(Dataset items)
(begin)
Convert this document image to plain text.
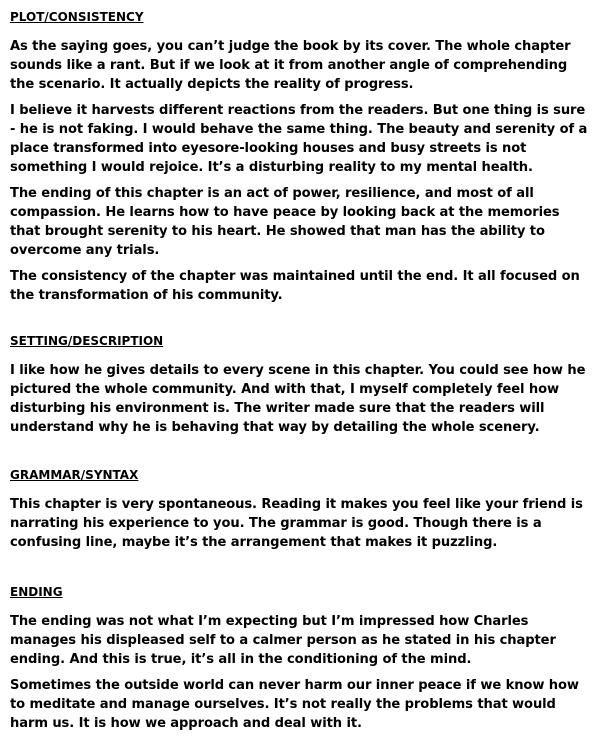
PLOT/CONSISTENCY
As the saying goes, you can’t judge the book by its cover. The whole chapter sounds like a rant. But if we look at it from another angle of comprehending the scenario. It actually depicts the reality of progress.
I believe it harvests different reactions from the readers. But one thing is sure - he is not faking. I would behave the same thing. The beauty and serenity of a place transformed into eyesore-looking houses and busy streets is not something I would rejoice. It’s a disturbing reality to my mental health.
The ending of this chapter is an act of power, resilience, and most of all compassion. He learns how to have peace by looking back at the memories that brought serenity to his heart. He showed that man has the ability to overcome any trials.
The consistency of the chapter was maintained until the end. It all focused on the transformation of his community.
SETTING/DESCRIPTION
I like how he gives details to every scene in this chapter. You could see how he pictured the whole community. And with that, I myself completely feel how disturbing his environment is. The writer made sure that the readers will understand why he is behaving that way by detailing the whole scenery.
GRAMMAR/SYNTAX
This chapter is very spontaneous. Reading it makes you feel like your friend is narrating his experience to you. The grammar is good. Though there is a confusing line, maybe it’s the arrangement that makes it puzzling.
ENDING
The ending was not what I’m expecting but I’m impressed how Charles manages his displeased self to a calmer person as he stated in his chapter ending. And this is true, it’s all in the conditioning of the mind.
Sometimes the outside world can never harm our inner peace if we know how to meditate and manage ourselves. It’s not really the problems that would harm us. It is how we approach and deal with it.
(end)
(begin)
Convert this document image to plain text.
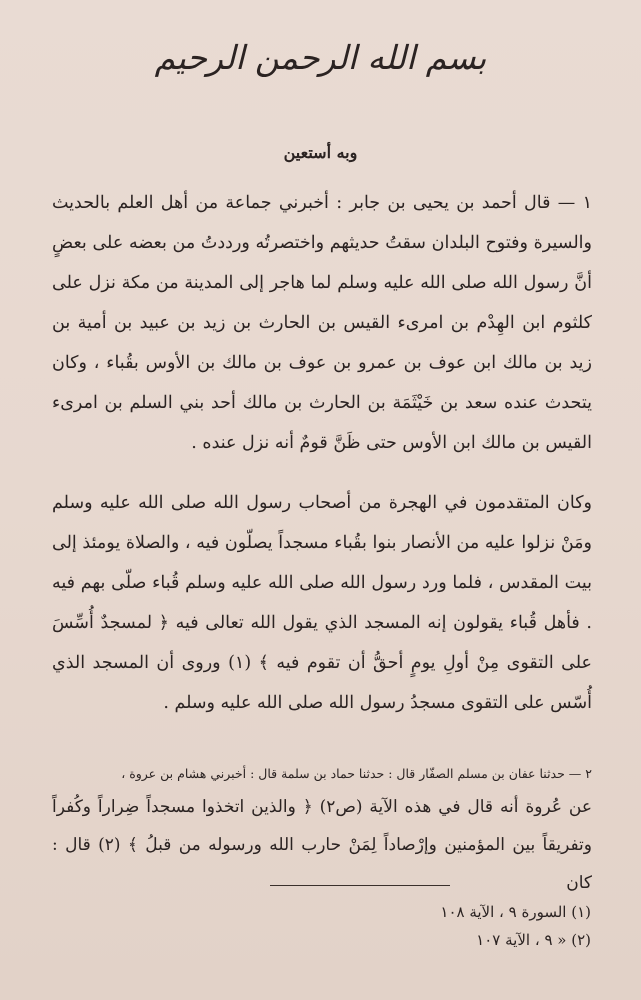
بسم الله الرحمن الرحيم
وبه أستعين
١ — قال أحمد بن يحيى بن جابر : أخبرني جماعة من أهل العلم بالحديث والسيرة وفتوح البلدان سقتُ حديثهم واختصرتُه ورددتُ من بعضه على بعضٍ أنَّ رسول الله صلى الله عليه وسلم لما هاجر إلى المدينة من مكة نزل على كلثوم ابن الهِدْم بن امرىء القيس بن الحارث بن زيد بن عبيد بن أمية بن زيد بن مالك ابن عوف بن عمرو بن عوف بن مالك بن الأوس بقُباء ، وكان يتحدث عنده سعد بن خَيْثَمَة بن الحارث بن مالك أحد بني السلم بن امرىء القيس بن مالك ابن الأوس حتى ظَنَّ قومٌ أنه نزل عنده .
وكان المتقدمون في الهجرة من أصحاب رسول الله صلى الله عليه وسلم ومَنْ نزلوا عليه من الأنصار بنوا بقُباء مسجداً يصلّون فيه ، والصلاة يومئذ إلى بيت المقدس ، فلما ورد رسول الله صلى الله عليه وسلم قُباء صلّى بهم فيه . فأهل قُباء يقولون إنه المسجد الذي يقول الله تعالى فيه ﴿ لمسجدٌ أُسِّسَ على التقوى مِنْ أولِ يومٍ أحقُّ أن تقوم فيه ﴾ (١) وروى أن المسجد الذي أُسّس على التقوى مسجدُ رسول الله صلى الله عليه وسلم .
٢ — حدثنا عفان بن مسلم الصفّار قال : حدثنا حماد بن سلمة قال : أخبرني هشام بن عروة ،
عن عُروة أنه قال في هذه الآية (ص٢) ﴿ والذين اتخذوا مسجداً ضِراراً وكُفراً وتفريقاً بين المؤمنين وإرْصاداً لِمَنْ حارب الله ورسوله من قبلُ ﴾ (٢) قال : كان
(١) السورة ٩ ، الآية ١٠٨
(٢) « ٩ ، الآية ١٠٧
(end)
* **TASK**: Scan the listing above and copy all lines containing the word "peace".

* **EXERCISE OUTPUT**:
The ending of this chapter is an act of power, resilience, and most of all compassion. He learns how to have peace by looking back at the memories that brought serenity to his heart. He showed that man has the ability to overcome any trials.
Sometimes the outside world can never harm our inner peace if we know how to meditate and manage ourselves. It’s not really the problems that would harm us. It is how we approach and deal with it.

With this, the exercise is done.